## Begin Data extract

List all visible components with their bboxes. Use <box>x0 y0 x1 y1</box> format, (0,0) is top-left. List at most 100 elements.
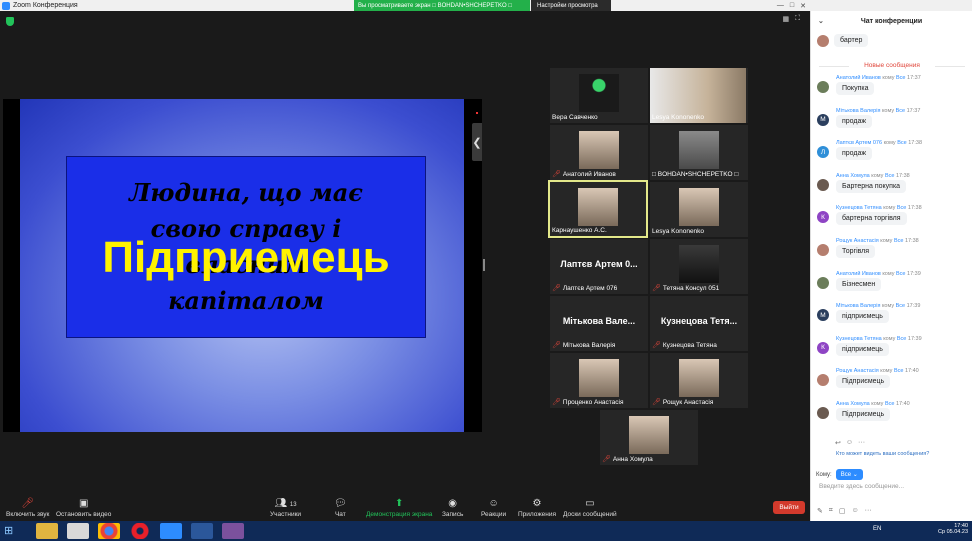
chevron-down-icon: ⌄ <box>852 472 858 478</box>
mic-muted-icon: 🎤︎ <box>552 399 561 406</box>
more-icon[interactable]: ··· <box>858 439 865 447</box>
participant-name: 🎤︎ Проценко Анастасія <box>552 398 624 407</box>
video-tile[interactable]: 🎤︎ Анна Хомула <box>600 410 698 465</box>
mic-off-icon: 🎤︎ <box>21 498 35 509</box>
video-tile[interactable]: Кузнецова Тетя... 🎤︎ Кузнецова Тетяна <box>650 296 748 351</box>
chat-input[interactable]: Введите здесь сообщение... <box>819 483 904 490</box>
leave-button[interactable]: Выйти <box>773 501 805 514</box>
avatar <box>817 407 829 419</box>
collapse-panel-button[interactable]: ❮ <box>472 123 482 161</box>
format-icon[interactable]: ✎ <box>817 507 823 515</box>
window-title: Zoom Конференция <box>13 2 78 9</box>
close-icon[interactable]: ✕ <box>800 2 806 10</box>
video-tile[interactable]: 🎤︎ Тетяна Консул 051 <box>650 239 748 294</box>
video-tile[interactable]: 🎤︎ Анатолий Иванов <box>550 125 648 180</box>
chevron-down-icon[interactable]: ⌄ <box>818 17 824 25</box>
message-meta: Рощук Анастасія кому Все 17:40 <box>836 368 919 374</box>
participants-button[interactable]: 👥︎ 13 Участники <box>270 497 301 518</box>
chat-message-text: Підприємець <box>836 408 891 421</box>
to-word: кому <box>883 335 896 342</box>
more-icon[interactable]: ··· <box>865 507 872 515</box>
video-tile[interactable]: Лаптєв Артем 0... 🎤︎ Лаптєв Артем 076 <box>550 239 648 294</box>
reactions-button[interactable]: ☺ Реакции <box>481 497 506 518</box>
message-meta: Мітькова Валерія кому Все 17:37 <box>836 108 920 114</box>
system-clock[interactable]: 17:40 Ср 05.04.23 <box>938 523 968 535</box>
avatar: К <box>817 341 829 354</box>
chrome-icon[interactable] <box>98 523 120 539</box>
chat-message-text: бартерна торгівля <box>836 212 907 226</box>
mic-muted-icon: 🎤︎ <box>652 399 661 406</box>
zoom-app-icon <box>2 1 10 10</box>
message-time: 17:38 <box>895 172 910 179</box>
screenshot-icon[interactable]: ⌗ <box>829 507 833 515</box>
share-screen-icon: ⬆ <box>395 498 404 509</box>
message-meta: Анна Хомула кому Все 17:38 <box>836 173 910 179</box>
fullscreen-icon[interactable]: ⛶ <box>795 15 800 23</box>
opera-icon[interactable] <box>129 523 151 539</box>
record-button[interactable]: ◉ Запись <box>442 497 463 518</box>
slide-title: Підприемець <box>102 233 390 282</box>
recipient-select[interactable]: Все ⌄ <box>835 469 863 480</box>
gallery-view-icon[interactable]: ▦ <box>782 15 789 23</box>
chat-message-list[interactable]: бартер Новые сообщения Анатолий Иванов к… <box>811 31 972 435</box>
windows-start-icon[interactable]: ⊞ <box>4 524 24 538</box>
participant-video <box>679 131 719 169</box>
chat-message: К Кузнецова Тетяна кому Все 17:38 бартерна… <box>817 205 967 235</box>
shared-screen: Людина, що має свою справу і власним кап… <box>3 99 482 432</box>
participant-video <box>579 74 619 112</box>
video-tile[interactable]: 🎤︎ Проценко Анастасія <box>550 353 648 408</box>
sender-name: Кузнецова Тетяна <box>836 335 882 342</box>
media-player-icon[interactable] <box>67 523 89 539</box>
chat-message: Рощук Анастасія кому Все 17:40 Підприємец… <box>817 368 967 398</box>
unmute-button[interactable]: 🎤︎ Включить звук <box>6 497 49 518</box>
chat-message: Анна Хомула кому Все 17:38 Бартерна покуп… <box>817 173 967 203</box>
avatar: М <box>817 113 829 126</box>
participant-video <box>679 359 719 397</box>
security-shield-icon[interactable] <box>6 17 14 26</box>
chevron-left-icon: ❮ <box>472 136 482 149</box>
whiteboards-button[interactable]: ▭ Доски сообщений <box>563 497 617 518</box>
recording-dot <box>476 112 478 114</box>
new-messages-separator: Новые сообщения <box>819 62 965 69</box>
video-tile-active-speaker[interactable]: Карнаушенко А.С. <box>548 180 648 238</box>
participant-video <box>579 131 619 169</box>
chat-message: Рощук Анастасія кому Все 17:38 Торгівля <box>817 238 967 268</box>
chat-button[interactable]: 💬︎ Чат <box>334 497 347 518</box>
video-tile[interactable]: Вера Савченко <box>550 68 648 123</box>
minimize-icon[interactable]: — <box>777 2 784 9</box>
to-word: кому <box>882 75 895 81</box>
video-tile[interactable]: □ BOHDAN•SHCHEPETKO □ <box>650 125 748 180</box>
participant-name: Карнаушенко А.С. <box>552 227 607 234</box>
who-can-see-link[interactable]: Кто может видеть ваши сообщения? <box>836 451 929 457</box>
share-banner-text: Вы просматриваете экран □ BOHDAN•SHCHEPE… <box>358 2 512 9</box>
apps-button[interactable]: ⚙ Приложения <box>518 497 556 518</box>
emoji-icon[interactable]: ☺ <box>851 507 858 515</box>
view-options-menu[interactable]: Настройки просмотра <box>531 0 611 11</box>
participant-name: Lesya Kononenko <box>652 114 705 121</box>
presentation-slide: Людина, що має свою справу і власним кап… <box>20 99 464 432</box>
participant-video <box>679 188 719 226</box>
reply-icon[interactable]: ↩ <box>835 439 841 447</box>
video-tile[interactable]: Мітькова Вале... 🎤︎ Мітькова Валерія <box>550 296 648 351</box>
resize-handle[interactable] <box>483 259 485 271</box>
chat-message-text: підприємець <box>836 310 889 324</box>
mic-muted-icon: 🎤︎ <box>652 285 661 292</box>
maximize-icon[interactable]: □ <box>790 2 794 9</box>
language-indicator[interactable]: EN <box>873 526 881 532</box>
file-explorer-icon[interactable] <box>36 523 58 539</box>
video-tile[interactable]: Lesya Kononenko <box>650 182 748 237</box>
video-tile[interactable]: 🎤︎ Рощук Анастасія <box>650 353 748 408</box>
word-icon[interactable] <box>191 523 213 539</box>
emoji-icon[interactable]: ☺ <box>846 439 853 447</box>
chat-message-text: продаж <box>836 147 873 161</box>
stop-video-button[interactable]: ▣ Остановить видео <box>56 497 111 518</box>
viber-icon[interactable] <box>222 523 244 539</box>
to-word: кому <box>883 140 896 147</box>
message-meta: Анатолий Иванов кому Все 17:39 <box>836 271 921 277</box>
share-screen-button[interactable]: ⬆ Демонстрация экрана <box>366 497 432 518</box>
video-tile[interactable]: Lesya Kononenko <box>650 68 748 123</box>
zoom-taskbar-icon[interactable] <box>160 523 182 539</box>
participant-center-name: Лаптєв Артем 0... <box>560 259 638 269</box>
file-icon[interactable]: ▢ <box>839 507 846 515</box>
chat-tools: ✎ ⌗ ▢ ☺ ··· <box>817 507 872 515</box>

## End Data extract

--- The exercise ---
Please rewrite the lines that begin at the one containing "chevron-down-icon: ⌄ <box>852" and end after the one containing "mic-muted-icon: 🎤︎ <box>652 399 661 406</box>", with "video-tile" changed to "video-panel" and everything else left as it is. Return only those lines.

--- Complete answer ---
chevron-down-icon: ⌄ <box>852 472 858 478</box>
mic-muted-icon: 🎤︎ <box>552 399 561 406</box>
more-icon[interactable]: ··· <box>858 439 865 447</box>
participant-name: 🎤︎ Проценко Анастасія <box>552 398 624 407</box>
video-panel[interactable]: 🎤︎ Анна Хомула <box>600 410 698 465</box>
mic-off-icon: 🎤︎ <box>21 498 35 509</box>
video-panel[interactable]: Кузнецова Тетя... 🎤︎ Кузнецова Тетяна <box>650 296 748 351</box>
chat-input[interactable]: Введите здесь сообщение... <box>819 483 904 490</box>
leave-button[interactable]: Выйти <box>773 501 805 514</box>
avatar <box>817 407 829 419</box>
collapse-panel-button[interactable]: ❮ <box>472 123 482 161</box>
format-icon[interactable]: ✎ <box>817 507 823 515</box>
window-title: Zoom Конференция <box>13 2 78 9</box>
close-icon[interactable]: ✕ <box>800 2 806 10</box>
video-panel[interactable]: 🎤︎ Тетяна Консул 051 <box>650 239 748 294</box>
video-panel[interactable]: 🎤︎ Анатолий Иванов <box>550 125 648 180</box>
chevron-down-icon[interactable]: ⌄ <box>818 17 824 25</box>
message-meta: Рощук Анастасія кому Все 17:40 <box>836 368 919 374</box>
participants-button[interactable]: 👥︎ 13 Участники <box>270 497 301 518</box>
chat-message-text: Підприємець <box>836 408 891 421</box>
to-word: кому <box>883 335 896 342</box>
more-icon[interactable]: ··· <box>865 507 872 515</box>
video-panel[interactable]: Лаптєв Артем 0... 🎤︎ Лаптєв Артем 076 <box>550 239 648 294</box>
reactions-button[interactable]: ☺ Реакции <box>481 497 506 518</box>
message-meta: Мітькова Валерія кому Все 17:37 <box>836 108 920 114</box>
system-clock[interactable]: 17:40 Ср 05.04.23 <box>938 523 968 535</box>
avatar: К <box>817 341 829 354</box>
chrome-icon[interactable] <box>98 523 120 539</box>
chat-message-text: бартерна торгівля <box>836 212 907 226</box>
mic-muted-icon: 🎤︎ <box>652 399 661 406</box>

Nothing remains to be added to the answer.